# FRAGMENTO CITADO
En una unidad offshore se vive una gran multiculturalidad. Tenía compañeros de todos los puntos del mundo con los que tenía grandes conversaciones en las pausas o en los finales de turnos. Un día a bordo del “Cidade de Saquarema”, en la Bacia de Santos (Brasil), el tema “Dios” salió a una conversación con un compañero indio que era hindú, una persona de una gran fe. Aún antes de saber de los desaires de mi vida, me dijo: “Nadie te quiere tanto como tus padres. Si ellos te formaron en la fe católica, es porque quieren tu bien”. En aquel momento pensé: “¿Quién soy yo para dudar de todo esto? ¿No será que vivo con una gran arrogancia?”. Aquella conversación, en alto mar fue crucial. Fue el comienzo de la segunda parte de la parábola del hijo pródigo.
Al cabo de 530 vuelos profesionales de avión (guardo todas las tarjetas de embarque) volví a Portugal en 2019. ¿El motivo? Me diagnosticaron un problema de salud vascular congénito, que se manifestó debido al exceso de viajes de avión y helicóptero. Los médicos me recomendaron que no viajase con tanta intensidad y, por eso, me instalé definitivamente en Portugal.
Por esas mismas fechas, falleció un familiar al que yo quería mucho. Le quería casi como a un padre. Llegué a Lisboa a tiempo para el funeral. Las palabras del sacerdote fueron tan apropiadas e inspiradas, que me calaron profundamente.
Mientras tanto, Dios convirtió el corazón de mi antigua novia de mis tiempos de investigador en Coimbra. Ella supo perdonarme. Su buen ejemplo y oraciones supusieron un gran testimonio para mí.
Pasados unos días del funeral, fui sometido a una intervención quirúrgica programada. Se trataba de una operación sencilla, pero que tuvo algunas complicaciones y una recuperación lenta. Nueva ocasión para meditar y colocar toda mi vida en ecuación. Las piezas del puzle parecían esbozar una imagen.
Finalmente, el viaje del hijo pródigo
Cuando me recuperé de la operación, resolví acompañar a mi madre a Misa los domingos. Fue como si le preguntase si podría hacerle compañía en un paseo. En la Parroquia de las Mercês me sentí en casa, como si no hubieran pasado décadas desde que abandonara la práctica religiosa. Y el Señor, en su bondad, quiso enviarme otra señal: la lectura del Evangelio de ese domingo era nada menos que la parábola del hijo pródigo.

# DATOS PROPORCIONADOS
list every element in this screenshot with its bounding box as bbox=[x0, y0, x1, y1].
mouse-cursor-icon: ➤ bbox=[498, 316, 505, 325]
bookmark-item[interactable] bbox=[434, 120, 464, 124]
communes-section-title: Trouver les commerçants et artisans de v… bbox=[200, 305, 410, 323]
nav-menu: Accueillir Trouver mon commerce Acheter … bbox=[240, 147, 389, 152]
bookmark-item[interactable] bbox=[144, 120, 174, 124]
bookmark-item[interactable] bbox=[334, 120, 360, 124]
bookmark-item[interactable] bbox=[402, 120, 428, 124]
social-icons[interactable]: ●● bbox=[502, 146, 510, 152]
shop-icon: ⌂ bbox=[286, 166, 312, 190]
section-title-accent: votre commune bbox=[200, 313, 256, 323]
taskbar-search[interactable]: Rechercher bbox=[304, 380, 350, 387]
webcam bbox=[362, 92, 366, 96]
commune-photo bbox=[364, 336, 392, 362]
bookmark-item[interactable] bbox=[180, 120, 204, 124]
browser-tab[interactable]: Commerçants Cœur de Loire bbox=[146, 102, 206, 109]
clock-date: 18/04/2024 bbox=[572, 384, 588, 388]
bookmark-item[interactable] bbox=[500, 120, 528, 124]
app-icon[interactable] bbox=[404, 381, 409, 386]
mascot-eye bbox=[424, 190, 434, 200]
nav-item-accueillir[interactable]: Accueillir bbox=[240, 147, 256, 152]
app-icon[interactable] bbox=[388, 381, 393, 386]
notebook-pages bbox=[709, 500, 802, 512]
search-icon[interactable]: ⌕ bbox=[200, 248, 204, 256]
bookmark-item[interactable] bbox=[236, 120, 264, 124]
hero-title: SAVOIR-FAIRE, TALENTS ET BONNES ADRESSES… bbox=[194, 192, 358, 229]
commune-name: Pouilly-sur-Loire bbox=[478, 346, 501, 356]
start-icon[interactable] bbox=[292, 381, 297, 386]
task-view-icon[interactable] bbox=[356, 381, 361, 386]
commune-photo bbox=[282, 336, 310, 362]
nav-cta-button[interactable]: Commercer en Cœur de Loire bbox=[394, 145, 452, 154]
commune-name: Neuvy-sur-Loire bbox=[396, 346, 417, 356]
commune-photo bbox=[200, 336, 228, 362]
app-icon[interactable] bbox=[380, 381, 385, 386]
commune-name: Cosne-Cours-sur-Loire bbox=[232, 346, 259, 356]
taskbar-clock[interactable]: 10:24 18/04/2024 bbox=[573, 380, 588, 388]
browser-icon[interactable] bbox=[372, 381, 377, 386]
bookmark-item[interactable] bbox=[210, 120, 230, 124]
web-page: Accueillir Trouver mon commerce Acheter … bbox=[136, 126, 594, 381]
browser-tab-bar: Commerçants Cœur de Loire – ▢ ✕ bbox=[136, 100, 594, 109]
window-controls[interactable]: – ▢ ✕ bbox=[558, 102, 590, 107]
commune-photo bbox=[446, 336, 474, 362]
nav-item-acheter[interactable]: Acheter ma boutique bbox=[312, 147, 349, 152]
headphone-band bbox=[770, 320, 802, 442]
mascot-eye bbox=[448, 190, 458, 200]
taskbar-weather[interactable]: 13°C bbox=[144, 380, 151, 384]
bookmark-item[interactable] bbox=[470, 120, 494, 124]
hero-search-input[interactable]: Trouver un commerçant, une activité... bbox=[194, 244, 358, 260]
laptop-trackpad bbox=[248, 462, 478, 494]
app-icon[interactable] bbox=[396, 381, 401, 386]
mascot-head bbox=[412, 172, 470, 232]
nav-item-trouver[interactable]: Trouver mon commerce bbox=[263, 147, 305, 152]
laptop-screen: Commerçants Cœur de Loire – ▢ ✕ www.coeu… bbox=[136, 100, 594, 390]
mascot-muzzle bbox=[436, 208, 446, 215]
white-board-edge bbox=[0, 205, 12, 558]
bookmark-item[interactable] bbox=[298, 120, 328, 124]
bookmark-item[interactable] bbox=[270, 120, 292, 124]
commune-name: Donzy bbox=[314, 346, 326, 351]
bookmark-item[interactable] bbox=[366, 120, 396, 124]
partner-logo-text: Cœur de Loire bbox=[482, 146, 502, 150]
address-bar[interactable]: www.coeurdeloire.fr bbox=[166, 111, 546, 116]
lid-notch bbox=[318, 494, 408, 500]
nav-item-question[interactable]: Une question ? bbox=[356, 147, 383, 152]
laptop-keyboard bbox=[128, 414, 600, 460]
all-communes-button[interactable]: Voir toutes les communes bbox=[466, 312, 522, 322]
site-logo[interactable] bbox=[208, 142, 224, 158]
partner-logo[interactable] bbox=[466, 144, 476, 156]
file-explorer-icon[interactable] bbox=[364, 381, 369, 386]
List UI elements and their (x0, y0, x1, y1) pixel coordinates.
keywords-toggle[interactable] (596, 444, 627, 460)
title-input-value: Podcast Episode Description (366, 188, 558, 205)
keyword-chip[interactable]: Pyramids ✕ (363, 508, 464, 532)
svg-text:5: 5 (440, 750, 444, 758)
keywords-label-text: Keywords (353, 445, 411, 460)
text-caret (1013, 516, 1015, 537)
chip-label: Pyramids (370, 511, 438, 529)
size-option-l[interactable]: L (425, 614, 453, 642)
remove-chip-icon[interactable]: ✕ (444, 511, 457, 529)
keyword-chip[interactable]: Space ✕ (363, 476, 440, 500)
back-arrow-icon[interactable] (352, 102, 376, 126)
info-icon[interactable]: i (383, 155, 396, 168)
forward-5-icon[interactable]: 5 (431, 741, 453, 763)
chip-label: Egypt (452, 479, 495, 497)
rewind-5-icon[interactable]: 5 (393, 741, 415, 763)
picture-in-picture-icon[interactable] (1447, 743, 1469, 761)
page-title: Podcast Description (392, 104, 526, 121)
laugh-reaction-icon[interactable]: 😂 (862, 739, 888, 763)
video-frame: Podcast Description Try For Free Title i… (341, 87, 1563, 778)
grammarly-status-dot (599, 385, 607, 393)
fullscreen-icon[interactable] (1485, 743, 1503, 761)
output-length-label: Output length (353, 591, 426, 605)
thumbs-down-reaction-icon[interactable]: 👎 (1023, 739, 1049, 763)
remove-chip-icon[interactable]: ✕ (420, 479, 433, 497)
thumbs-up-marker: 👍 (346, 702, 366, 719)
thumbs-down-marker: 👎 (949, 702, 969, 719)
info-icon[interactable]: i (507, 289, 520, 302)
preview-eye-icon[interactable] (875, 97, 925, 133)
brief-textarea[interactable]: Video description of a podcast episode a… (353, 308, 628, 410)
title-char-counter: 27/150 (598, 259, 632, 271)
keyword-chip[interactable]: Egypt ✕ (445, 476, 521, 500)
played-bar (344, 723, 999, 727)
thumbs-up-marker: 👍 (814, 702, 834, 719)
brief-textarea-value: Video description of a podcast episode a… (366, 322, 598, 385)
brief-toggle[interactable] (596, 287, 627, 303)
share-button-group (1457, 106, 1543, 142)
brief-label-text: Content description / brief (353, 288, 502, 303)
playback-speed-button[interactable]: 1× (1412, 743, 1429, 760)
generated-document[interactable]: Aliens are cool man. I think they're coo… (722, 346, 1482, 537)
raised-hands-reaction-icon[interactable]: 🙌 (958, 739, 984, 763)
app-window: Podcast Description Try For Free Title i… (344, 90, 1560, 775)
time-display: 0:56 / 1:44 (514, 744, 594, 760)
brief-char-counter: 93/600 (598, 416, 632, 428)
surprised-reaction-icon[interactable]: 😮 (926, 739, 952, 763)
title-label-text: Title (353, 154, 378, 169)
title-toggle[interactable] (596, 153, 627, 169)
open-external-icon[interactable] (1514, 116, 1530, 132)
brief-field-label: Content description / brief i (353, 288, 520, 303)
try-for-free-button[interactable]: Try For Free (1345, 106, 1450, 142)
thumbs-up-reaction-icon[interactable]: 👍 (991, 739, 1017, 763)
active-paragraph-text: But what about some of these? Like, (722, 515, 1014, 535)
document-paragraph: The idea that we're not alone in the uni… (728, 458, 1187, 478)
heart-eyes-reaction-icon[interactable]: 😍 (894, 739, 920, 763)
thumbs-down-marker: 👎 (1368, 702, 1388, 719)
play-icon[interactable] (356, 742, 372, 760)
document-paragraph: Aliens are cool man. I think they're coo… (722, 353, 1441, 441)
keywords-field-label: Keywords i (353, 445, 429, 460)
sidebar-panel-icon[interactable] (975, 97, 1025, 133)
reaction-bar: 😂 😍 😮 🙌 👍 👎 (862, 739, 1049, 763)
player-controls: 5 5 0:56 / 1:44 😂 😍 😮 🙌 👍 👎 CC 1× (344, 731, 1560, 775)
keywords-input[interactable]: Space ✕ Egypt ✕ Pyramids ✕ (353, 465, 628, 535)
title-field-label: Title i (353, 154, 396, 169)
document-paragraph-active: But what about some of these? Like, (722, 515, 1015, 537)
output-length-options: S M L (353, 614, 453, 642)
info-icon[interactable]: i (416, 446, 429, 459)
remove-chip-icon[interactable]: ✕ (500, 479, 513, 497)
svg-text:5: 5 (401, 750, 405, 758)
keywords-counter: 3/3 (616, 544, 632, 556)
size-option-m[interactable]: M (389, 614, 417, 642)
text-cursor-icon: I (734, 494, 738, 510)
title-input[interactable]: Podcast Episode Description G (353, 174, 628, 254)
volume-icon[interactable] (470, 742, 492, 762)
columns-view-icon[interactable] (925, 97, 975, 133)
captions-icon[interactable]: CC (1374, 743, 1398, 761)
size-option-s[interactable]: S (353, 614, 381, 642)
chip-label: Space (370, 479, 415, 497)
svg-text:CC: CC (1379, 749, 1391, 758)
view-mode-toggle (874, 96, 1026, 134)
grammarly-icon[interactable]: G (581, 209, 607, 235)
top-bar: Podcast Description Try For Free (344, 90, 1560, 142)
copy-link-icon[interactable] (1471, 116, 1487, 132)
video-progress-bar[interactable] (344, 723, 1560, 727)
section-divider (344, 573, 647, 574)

# ENUNCIADO
Prolonga, por favor, el relato del regreso a la fe católica a partir de su última oración.

# RESULTADO
Manuel se confirmó recientemente
A partir de ahí retomé mi práctica sin interrupción y recomencé un periodo de catequesis. Tuve a alegría de recibir en octubre pasado la Confirmación, en una ceremonia que se retrasó unos meses debido a la pandemia. Mi madrina fue la amiga de la que he hablado. Quizás por eso me haya parecido aún más valiosa esa venida del Espíritu Santo, aunque cuatro meses de retraso no parezcan tener gran significado cara a las cuatro décadas transcurridas desde la pregunta inicial de mi madre.
Y es que en esos cuatro meses volví a contactar con el profesor del doctorado en Coimbra, que es del Opus Dei. Recibió con entusiasmo la noticia de mi conversión. Como los retiros mensuales y los círculos del centro de Coimbra se tenían de modo virtual, empecé a participar “desde lejos”. Terminada la primera ola de la pandemia, empecé a frecuentar otro centro de la Obra, más próximo, en la región de Lisboa. Acepté el desafío de buscar un director espiritual.
Vivo con mi madre en Lisboa y ahora soy consultor en el área energética. Esta historia estaría incompleta si no hablara de Nuestra Señora. Fui bautizado, hice mi primera comunión y ahora recibí la confirmación en la Parroquia de Nuestra Señora de Fátima en Lisboa. Después de la conversión, volví al Santuario de Fátima con los ojos nuevos de un creyente y pensé: “¡Que bueno es estar aquí!”. Sé que Ella no desistió para que, como en la parábola de los trabajadores de la viña, yo fuese uno de los contratados de las “cinco de la tarde”. Espero llegar a merecer mi denario. En este recorrido sinuoso, con no pocas dificultades, estoy muy agradecido a mis padres, a mis amigos, a la Iglesia en Portugal y al Opus Dei.